Set problem: Print the whole listing exactly.

— Start of Records for this exercise —

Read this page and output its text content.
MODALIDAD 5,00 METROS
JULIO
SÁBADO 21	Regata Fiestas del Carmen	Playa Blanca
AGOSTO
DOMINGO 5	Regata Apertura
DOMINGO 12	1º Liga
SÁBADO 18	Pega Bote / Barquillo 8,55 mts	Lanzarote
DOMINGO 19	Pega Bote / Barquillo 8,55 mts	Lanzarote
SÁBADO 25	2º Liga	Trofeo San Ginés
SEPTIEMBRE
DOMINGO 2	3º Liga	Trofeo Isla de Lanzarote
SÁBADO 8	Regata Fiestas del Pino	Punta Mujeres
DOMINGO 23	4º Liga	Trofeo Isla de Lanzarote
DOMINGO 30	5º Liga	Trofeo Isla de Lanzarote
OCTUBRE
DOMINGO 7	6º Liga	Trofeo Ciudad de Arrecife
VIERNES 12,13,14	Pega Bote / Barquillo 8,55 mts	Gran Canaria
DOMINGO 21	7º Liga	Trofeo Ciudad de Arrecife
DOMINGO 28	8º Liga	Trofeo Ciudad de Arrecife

— End of Records for this exercise —

Exercise output:
Read this page and output its text content.
MODALIDAD 5,00 METROS
JULIO
SÁBADO 21	Regata Fiestas del Carmen	Playa Blanca
AGOSTO
DOMINGO 5	Regata Apertura
DOMINGO 12	1º Liga
SÁBADO 18	Pega Bote / Barquillo 8,55 mts	Lanzarote
DOMINGO 19	Pega Bote / Barquillo 8,55 mts	Lanzarote
SÁBADO 25	2º Liga	Trofeo San Ginés
SEPTIEMBRE
DOMINGO 2	3º Liga	Trofeo Isla de Lanzarote
SÁBADO 8	Regata Fiestas del Pino	Punta Mujeres
DOMINGO 23	4º Liga	Trofeo Isla de Lanzarote
DOMINGO 30	5º Liga	Trofeo Isla de Lanzarote
OCTUBRE
DOMINGO 7	6º Liga	Trofeo Ciudad de Arrecife
VIERNES 12,13,14	Pega Bote / Barquillo 8,55 mts	Gran Canaria
DOMINGO 21	7º Liga	Trofeo Ciudad de Arrecife
DOMINGO 28	8º Liga	Trofeo Ciudad de Arrecife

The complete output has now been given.